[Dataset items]

----------------------------------------

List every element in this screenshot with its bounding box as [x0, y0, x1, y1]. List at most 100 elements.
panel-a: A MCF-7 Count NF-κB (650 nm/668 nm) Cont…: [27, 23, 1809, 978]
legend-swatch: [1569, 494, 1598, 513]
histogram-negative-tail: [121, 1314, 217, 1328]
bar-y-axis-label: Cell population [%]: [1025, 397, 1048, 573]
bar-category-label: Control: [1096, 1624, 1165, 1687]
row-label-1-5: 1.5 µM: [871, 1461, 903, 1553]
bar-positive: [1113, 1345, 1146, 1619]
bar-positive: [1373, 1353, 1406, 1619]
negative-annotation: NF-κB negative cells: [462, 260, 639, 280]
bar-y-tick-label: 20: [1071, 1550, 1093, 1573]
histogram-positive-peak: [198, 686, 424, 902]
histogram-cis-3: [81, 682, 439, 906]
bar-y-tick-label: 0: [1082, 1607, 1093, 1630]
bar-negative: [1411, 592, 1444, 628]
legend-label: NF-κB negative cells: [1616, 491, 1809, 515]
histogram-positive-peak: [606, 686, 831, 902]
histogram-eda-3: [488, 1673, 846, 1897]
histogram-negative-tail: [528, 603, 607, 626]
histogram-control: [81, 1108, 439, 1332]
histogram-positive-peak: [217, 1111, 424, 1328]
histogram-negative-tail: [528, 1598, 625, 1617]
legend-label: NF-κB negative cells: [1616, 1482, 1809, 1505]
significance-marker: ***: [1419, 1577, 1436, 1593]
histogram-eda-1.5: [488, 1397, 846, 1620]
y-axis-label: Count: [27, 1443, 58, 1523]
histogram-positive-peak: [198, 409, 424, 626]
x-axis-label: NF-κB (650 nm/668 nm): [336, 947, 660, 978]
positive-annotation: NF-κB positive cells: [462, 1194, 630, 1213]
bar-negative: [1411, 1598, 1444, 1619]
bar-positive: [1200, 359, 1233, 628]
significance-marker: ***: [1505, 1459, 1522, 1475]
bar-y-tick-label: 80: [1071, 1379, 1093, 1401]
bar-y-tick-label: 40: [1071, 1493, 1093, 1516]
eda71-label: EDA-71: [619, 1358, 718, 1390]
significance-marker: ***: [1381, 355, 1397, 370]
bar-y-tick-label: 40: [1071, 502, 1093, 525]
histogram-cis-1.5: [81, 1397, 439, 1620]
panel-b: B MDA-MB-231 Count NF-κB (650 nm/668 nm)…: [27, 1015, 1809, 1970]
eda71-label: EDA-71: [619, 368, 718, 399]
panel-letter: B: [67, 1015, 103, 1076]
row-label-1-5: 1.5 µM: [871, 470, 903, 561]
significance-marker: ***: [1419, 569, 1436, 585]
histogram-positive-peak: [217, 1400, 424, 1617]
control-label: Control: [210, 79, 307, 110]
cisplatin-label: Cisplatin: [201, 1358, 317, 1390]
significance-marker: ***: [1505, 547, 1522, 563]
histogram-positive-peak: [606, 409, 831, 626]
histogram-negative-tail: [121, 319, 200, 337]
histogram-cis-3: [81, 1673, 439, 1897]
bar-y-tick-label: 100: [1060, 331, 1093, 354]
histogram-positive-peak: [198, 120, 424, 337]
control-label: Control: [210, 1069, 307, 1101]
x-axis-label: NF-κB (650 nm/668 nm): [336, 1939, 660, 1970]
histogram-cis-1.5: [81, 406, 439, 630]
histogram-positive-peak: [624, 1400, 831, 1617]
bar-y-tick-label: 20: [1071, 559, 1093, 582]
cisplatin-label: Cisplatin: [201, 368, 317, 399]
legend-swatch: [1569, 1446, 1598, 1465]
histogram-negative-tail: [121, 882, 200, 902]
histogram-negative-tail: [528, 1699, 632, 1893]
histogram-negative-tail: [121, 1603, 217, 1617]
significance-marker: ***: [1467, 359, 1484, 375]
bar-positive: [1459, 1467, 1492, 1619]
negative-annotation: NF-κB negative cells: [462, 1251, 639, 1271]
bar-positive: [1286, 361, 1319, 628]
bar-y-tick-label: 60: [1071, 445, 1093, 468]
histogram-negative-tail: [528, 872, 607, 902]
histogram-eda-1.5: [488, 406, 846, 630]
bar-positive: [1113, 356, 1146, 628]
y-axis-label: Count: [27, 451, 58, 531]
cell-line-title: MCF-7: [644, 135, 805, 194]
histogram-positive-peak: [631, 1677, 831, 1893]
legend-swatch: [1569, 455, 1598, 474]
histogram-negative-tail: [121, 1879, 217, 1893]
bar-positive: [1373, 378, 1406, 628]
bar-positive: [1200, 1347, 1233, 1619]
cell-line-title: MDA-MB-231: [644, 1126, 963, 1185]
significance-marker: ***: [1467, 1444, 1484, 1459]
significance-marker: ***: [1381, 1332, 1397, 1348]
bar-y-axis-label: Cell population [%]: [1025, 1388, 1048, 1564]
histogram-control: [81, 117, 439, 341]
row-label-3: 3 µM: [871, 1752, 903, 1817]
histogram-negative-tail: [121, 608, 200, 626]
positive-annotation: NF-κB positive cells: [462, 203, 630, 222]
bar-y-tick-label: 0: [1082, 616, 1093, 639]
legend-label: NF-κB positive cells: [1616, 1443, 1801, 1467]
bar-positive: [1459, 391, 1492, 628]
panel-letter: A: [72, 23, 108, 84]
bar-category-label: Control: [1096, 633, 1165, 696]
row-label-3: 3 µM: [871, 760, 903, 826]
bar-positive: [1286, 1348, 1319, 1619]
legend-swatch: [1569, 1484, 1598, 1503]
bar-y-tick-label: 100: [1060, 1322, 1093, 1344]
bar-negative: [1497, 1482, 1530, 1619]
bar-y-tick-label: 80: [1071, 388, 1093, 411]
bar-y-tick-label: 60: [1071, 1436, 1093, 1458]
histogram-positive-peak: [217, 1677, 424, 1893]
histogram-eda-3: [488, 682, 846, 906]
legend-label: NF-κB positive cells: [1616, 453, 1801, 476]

----------------------------------------

Activity >> Transcribe the records. Keep every word exactly as it stands.

Reply to the task >>
List every element in this screenshot with its bounding box as [x0, y0, x1, y1]. List at most 100 elements.
panel-a: A MCF-7 Count NF-κB (650 nm/668 nm) Cont…: [27, 23, 1809, 978]
legend-swatch: [1569, 494, 1598, 513]
histogram-negative-tail: [121, 1314, 217, 1328]
bar-y-axis-label: Cell population [%]: [1025, 397, 1048, 573]
bar-category-label: Control: [1096, 1624, 1165, 1687]
row-label-1-5: 1.5 µM: [871, 1461, 903, 1553]
bar-positive: [1113, 1345, 1146, 1619]
bar-positive: [1373, 1353, 1406, 1619]
negative-annotation: NF-κB negative cells: [462, 260, 639, 280]
bar-y-tick-label: 20: [1071, 1550, 1093, 1573]
histogram-positive-peak: [198, 686, 424, 902]
histogram-cis-3: [81, 682, 439, 906]
bar-y-tick-label: 0: [1082, 1607, 1093, 1630]
bar-negative: [1411, 592, 1444, 628]
legend-label: NF-κB negative cells: [1616, 491, 1809, 515]
histogram-positive-peak: [606, 686, 831, 902]
histogram-eda-3: [488, 1673, 846, 1897]
histogram-negative-tail: [528, 603, 607, 626]
histogram-control: [81, 1108, 439, 1332]
histogram-positive-peak: [217, 1111, 424, 1328]
histogram-negative-tail: [528, 1598, 625, 1617]
legend-label: NF-κB negative cells: [1616, 1482, 1809, 1505]
significance-marker: ***: [1419, 1577, 1436, 1593]
histogram-eda-1.5: [488, 1397, 846, 1620]
y-axis-label: Count: [27, 1443, 58, 1523]
histogram-positive-peak: [198, 409, 424, 626]
x-axis-label: NF-κB (650 nm/668 nm): [336, 947, 660, 978]
positive-annotation: NF-κB positive cells: [462, 1194, 630, 1213]
bar-negative: [1411, 1598, 1444, 1619]
bar-positive: [1200, 359, 1233, 628]
significance-marker: ***: [1505, 1459, 1522, 1475]
bar-y-tick-label: 80: [1071, 1379, 1093, 1401]
bar-y-tick-label: 40: [1071, 1493, 1093, 1516]
eda71-label: EDA-71: [619, 1358, 718, 1390]
significance-marker: ***: [1381, 355, 1397, 370]
bar-y-tick-label: 40: [1071, 502, 1093, 525]
histogram-cis-1.5: [81, 1397, 439, 1620]
panel-b: B MDA-MB-231 Count NF-κB (650 nm/668 nm)…: [27, 1015, 1809, 1970]
eda71-label: EDA-71: [619, 368, 718, 399]
panel-letter: B: [67, 1015, 103, 1076]
row-label-1-5: 1.5 µM: [871, 470, 903, 561]
significance-marker: ***: [1419, 569, 1436, 585]
histogram-positive-peak: [217, 1400, 424, 1617]
control-label: Control: [210, 79, 307, 110]
cisplatin-label: Cisplatin: [201, 1358, 317, 1390]
significance-marker: ***: [1505, 547, 1522, 563]
histogram-positive-peak: [606, 409, 831, 626]
histogram-negative-tail: [121, 319, 200, 337]
histogram-cis-3: [81, 1673, 439, 1897]
bar-y-tick-label: 100: [1060, 331, 1093, 354]
histogram-positive-peak: [198, 120, 424, 337]
control-label: Control: [210, 1069, 307, 1101]
x-axis-label: NF-κB (650 nm/668 nm): [336, 1939, 660, 1970]
histogram-cis-1.5: [81, 406, 439, 630]
histogram-positive-peak: [624, 1400, 831, 1617]
bar-y-tick-label: 20: [1071, 559, 1093, 582]
cisplatin-label: Cisplatin: [201, 368, 317, 399]
legend-swatch: [1569, 1446, 1598, 1465]
histogram-negative-tail: [121, 882, 200, 902]
histogram-negative-tail: [528, 1699, 632, 1893]
histogram-negative-tail: [121, 1603, 217, 1617]
significance-marker: ***: [1467, 359, 1484, 375]
bar-positive: [1459, 1467, 1492, 1619]
negative-annotation: NF-κB negative cells: [462, 1251, 639, 1271]
bar-positive: [1286, 361, 1319, 628]
bar-y-tick-label: 60: [1071, 445, 1093, 468]
histogram-negative-tail: [528, 872, 607, 902]
histogram-eda-1.5: [488, 406, 846, 630]
bar-positive: [1113, 356, 1146, 628]
y-axis-label: Count: [27, 451, 58, 531]
cell-line-title: MCF-7: [644, 135, 805, 194]
histogram-positive-peak: [631, 1677, 831, 1893]
legend-swatch: [1569, 455, 1598, 474]
histogram-negative-tail: [121, 1879, 217, 1893]
bar-positive: [1373, 378, 1406, 628]
bar-positive: [1200, 1347, 1233, 1619]
cell-line-title: MDA-MB-231: [644, 1126, 963, 1185]
significance-marker: ***: [1467, 1444, 1484, 1459]
significance-marker: ***: [1381, 1332, 1397, 1348]
bar-y-axis-label: Cell population [%]: [1025, 1388, 1048, 1564]
histogram-control: [81, 117, 439, 341]
row-label-3: 3 µM: [871, 1752, 903, 1817]
histogram-negative-tail: [121, 608, 200, 626]
positive-annotation: NF-κB positive cells: [462, 203, 630, 222]
bar-y-tick-label: 0: [1082, 616, 1093, 639]
legend-label: NF-κB positive cells: [1616, 1443, 1801, 1467]
bar-positive: [1459, 391, 1492, 628]
panel-letter: A: [72, 23, 108, 84]
bar-category-label: Control: [1096, 633, 1165, 696]
row-label-3: 3 µM: [871, 760, 903, 826]
bar-positive: [1286, 1348, 1319, 1619]
legend-swatch: [1569, 1484, 1598, 1503]
bar-y-tick-label: 100: [1060, 1322, 1093, 1344]
bar-negative: [1497, 1482, 1530, 1619]
bar-y-tick-label: 80: [1071, 388, 1093, 411]
bar-y-tick-label: 60: [1071, 1436, 1093, 1458]
histogram-positive-peak: [217, 1677, 424, 1893]
histogram-eda-3: [488, 682, 846, 906]
legend-label: NF-κB positive cells: [1616, 453, 1801, 476]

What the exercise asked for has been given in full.